__Data for the task__.
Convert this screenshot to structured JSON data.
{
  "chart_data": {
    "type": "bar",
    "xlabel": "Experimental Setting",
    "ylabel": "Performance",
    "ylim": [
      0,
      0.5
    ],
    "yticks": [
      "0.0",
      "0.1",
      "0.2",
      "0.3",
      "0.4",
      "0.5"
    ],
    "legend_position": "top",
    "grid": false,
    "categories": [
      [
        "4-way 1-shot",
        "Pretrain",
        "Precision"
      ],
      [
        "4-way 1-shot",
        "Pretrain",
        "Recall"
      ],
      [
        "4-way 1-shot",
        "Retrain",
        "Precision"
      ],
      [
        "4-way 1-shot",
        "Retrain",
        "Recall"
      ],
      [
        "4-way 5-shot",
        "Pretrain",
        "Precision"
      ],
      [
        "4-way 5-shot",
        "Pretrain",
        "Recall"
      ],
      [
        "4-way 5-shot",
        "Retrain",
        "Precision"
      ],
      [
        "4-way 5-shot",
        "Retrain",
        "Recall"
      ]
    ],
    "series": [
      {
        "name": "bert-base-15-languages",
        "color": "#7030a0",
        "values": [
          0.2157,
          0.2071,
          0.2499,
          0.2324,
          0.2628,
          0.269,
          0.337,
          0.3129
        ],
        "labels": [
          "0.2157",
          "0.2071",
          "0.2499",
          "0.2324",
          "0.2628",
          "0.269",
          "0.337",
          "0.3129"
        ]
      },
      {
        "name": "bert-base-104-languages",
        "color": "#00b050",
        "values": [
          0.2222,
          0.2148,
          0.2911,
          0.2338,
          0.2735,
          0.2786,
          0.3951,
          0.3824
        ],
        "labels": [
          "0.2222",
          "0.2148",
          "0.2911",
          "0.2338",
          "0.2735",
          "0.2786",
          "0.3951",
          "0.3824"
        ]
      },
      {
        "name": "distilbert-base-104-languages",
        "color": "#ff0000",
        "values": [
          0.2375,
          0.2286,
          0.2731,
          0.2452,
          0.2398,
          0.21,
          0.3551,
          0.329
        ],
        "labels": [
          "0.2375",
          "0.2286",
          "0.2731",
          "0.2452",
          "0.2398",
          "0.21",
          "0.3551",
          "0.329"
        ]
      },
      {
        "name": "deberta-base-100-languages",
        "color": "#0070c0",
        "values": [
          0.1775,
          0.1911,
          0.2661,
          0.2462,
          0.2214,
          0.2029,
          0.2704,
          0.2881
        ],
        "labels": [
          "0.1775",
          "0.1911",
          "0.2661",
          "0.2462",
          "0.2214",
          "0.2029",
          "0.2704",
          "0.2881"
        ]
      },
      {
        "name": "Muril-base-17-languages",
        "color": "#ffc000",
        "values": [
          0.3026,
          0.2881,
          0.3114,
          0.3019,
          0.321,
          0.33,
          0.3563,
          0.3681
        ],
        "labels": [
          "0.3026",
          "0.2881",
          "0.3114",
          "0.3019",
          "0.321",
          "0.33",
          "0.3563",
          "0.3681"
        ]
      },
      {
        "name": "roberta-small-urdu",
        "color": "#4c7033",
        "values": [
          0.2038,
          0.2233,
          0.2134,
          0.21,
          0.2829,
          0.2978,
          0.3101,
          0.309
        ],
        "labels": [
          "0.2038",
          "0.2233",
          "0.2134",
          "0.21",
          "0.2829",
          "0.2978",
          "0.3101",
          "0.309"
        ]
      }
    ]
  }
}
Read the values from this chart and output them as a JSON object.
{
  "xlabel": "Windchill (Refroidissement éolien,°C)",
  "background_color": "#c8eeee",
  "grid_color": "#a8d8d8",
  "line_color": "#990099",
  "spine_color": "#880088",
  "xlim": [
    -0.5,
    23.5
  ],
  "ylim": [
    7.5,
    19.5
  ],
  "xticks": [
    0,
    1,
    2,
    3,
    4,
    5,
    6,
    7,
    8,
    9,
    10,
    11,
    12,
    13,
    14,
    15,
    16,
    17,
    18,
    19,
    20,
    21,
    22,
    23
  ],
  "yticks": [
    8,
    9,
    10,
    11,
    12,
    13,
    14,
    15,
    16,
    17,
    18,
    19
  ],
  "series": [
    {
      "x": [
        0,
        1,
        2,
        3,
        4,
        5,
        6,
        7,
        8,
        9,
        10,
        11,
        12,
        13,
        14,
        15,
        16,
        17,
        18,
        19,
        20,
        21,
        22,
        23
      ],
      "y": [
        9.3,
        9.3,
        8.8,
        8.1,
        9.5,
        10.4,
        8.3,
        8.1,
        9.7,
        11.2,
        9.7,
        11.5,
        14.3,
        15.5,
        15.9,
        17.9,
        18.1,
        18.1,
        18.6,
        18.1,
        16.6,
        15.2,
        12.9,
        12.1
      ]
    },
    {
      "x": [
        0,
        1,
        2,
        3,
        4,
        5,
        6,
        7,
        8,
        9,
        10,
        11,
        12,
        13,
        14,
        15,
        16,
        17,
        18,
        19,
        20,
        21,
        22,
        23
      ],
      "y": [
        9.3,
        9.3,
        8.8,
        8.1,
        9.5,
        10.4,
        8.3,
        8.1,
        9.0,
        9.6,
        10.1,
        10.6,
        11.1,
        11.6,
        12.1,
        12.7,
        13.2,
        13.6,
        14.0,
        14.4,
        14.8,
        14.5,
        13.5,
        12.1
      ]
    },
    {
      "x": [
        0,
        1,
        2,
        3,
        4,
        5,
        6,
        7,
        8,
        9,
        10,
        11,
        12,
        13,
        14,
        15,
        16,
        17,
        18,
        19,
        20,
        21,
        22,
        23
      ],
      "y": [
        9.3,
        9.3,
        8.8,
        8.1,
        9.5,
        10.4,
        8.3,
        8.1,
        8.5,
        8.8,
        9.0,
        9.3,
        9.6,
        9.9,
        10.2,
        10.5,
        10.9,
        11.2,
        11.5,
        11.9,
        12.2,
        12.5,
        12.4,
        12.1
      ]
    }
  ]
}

__Required work__. Output all records verbatim.

__Task result__.
Convert this screenshot to structured JSON data.
{
  "chart_data": {
    "type": "bar",
    "xlabel": "Experimental Setting",
    "ylabel": "Performance",
    "ylim": [
      0,
      0.5
    ],
    "yticks": [
      "0.0",
      "0.1",
      "0.2",
      "0.3",
      "0.4",
      "0.5"
    ],
    "legend_position": "top",
    "grid": false,
    "categories": [
      [
        "4-way 1-shot",
        "Pretrain",
        "Precision"
      ],
      [
        "4-way 1-shot",
        "Pretrain",
        "Recall"
      ],
      [
        "4-way 1-shot",
        "Retrain",
        "Precision"
      ],
      [
        "4-way 1-shot",
        "Retrain",
        "Recall"
      ],
      [
        "4-way 5-shot",
        "Pretrain",
        "Precision"
      ],
      [
        "4-way 5-shot",
        "Pretrain",
        "Recall"
      ],
      [
        "4-way 5-shot",
        "Retrain",
        "Precision"
      ],
      [
        "4-way 5-shot",
        "Retrain",
        "Recall"
      ]
    ],
    "series": [
      {
        "name": "bert-base-15-languages",
        "color": "#7030a0",
        "values": [
          0.2157,
          0.2071,
          0.2499,
          0.2324,
          0.2628,
          0.269,
          0.337,
          0.3129
        ],
        "labels": [
          "0.2157",
          "0.2071",
          "0.2499",
          "0.2324",
          "0.2628",
          "0.269",
          "0.337",
          "0.3129"
        ]
      },
      {
        "name": "bert-base-104-languages",
        "color": "#00b050",
        "values": [
          0.2222,
          0.2148,
          0.2911,
          0.2338,
          0.2735,
          0.2786,
          0.3951,
          0.3824
        ],
        "labels": [
          "0.2222",
          "0.2148",
          "0.2911",
          "0.2338",
          "0.2735",
          "0.2786",
          "0.3951",
          "0.3824"
        ]
      },
      {
        "name": "distilbert-base-104-languages",
        "color": "#ff0000",
        "values": [
          0.2375,
          0.2286,
          0.2731,
          0.2452,
          0.2398,
          0.21,
          0.3551,
          0.329
        ],
        "labels": [
          "0.2375",
          "0.2286",
          "0.2731",
          "0.2452",
          "0.2398",
          "0.21",
          "0.3551",
          "0.329"
        ]
      },
      {
        "name": "deberta-base-100-languages",
        "color": "#0070c0",
        "values": [
          0.1775,
          0.1911,
          0.2661,
          0.2462,
          0.2214,
          0.2029,
          0.2704,
          0.2881
        ],
        "labels": [
          "0.1775",
          "0.1911",
          "0.2661",
          "0.2462",
          "0.2214",
          "0.2029",
          "0.2704",
          "0.2881"
        ]
      },
      {
        "name": "Muril-base-17-languages",
        "color": "#ffc000",
        "values": [
          0.3026,
          0.2881,
          0.3114,
          0.3019,
          0.321,
          0.33,
          0.3563,
          0.3681
        ],
        "labels": [
          "0.3026",
          "0.2881",
          "0.3114",
          "0.3019",
          "0.321",
          "0.33",
          "0.3563",
          "0.3681"
        ]
      },
      {
        "name": "roberta-small-urdu",
        "color": "#4c7033",
        "values": [
          0.2038,
          0.2233,
          0.2134,
          0.21,
          0.2829,
          0.2978,
          0.3101,
          0.309
        ],
        "labels": [
          "0.2038",
          "0.2233",
          "0.2134",
          "0.21",
          "0.2829",
          "0.2978",
          "0.3101",
          "0.309"
        ]
      }
    ]
  }
}
Read the values from this chart and output them as a JSON object.
{
  "xlabel": "Windchill (Refroidissement éolien,°C)",
  "background_color": "#c8eeee",
  "grid_color": "#a8d8d8",
  "line_color": "#990099",
  "spine_color": "#880088",
  "xlim": [
    -0.5,
    23.5
  ],
  "ylim": [
    7.5,
    19.5
  ],
  "xticks": [
    0,
    1,
    2,
    3,
    4,
    5,
    6,
    7,
    8,
    9,
    10,
    11,
    12,
    13,
    14,
    15,
    16,
    17,
    18,
    19,
    20,
    21,
    22,
    23
  ],
  "yticks": [
    8,
    9,
    10,
    11,
    12,
    13,
    14,
    15,
    16,
    17,
    18,
    19
  ],
  "series": [
    {
      "x": [
        0,
        1,
        2,
        3,
        4,
        5,
        6,
        7,
        8,
        9,
        10,
        11,
        12,
        13,
        14,
        15,
        16,
        17,
        18,
        19,
        20,
        21,
        22,
        23
      ],
      "y": [
        9.3,
        9.3,
        8.8,
        8.1,
        9.5,
        10.4,
        8.3,
        8.1,
        9.7,
        11.2,
        9.7,
        11.5,
        14.3,
        15.5,
        15.9,
        17.9,
        18.1,
        18.1,
        18.6,
        18.1,
        16.6,
        15.2,
        12.9,
        12.1
      ]
    },
    {
      "x": [
        0,
        1,
        2,
        3,
        4,
        5,
        6,
        7,
        8,
        9,
        10,
        11,
        12,
        13,
        14,
        15,
        16,
        17,
        18,
        19,
        20,
        21,
        22,
        23
      ],
      "y": [
        9.3,
        9.3,
        8.8,
        8.1,
        9.5,
        10.4,
        8.3,
        8.1,
        9.0,
        9.6,
        10.1,
        10.6,
        11.1,
        11.6,
        12.1,
        12.7,
        13.2,
        13.6,
        14.0,
        14.4,
        14.8,
        14.5,
        13.5,
        12.1
      ]
    },
    {
      "x": [
        0,
        1,
        2,
        3,
        4,
        5,
        6,
        7,
        8,
        9,
        10,
        11,
        12,
        13,
        14,
        15,
        16,
        17,
        18,
        19,
        20,
        21,
        22,
        23
      ],
      "y": [
        9.3,
        9.3,
        8.8,
        8.1,
        9.5,
        10.4,
        8.3,
        8.1,
        8.5,
        8.8,
        9.0,
        9.3,
        9.6,
        9.9,
        10.2,
        10.5,
        10.9,
        11.2,
        11.5,
        11.9,
        12.2,
        12.5,
        12.4,
        12.1
      ]
    }
  ]
}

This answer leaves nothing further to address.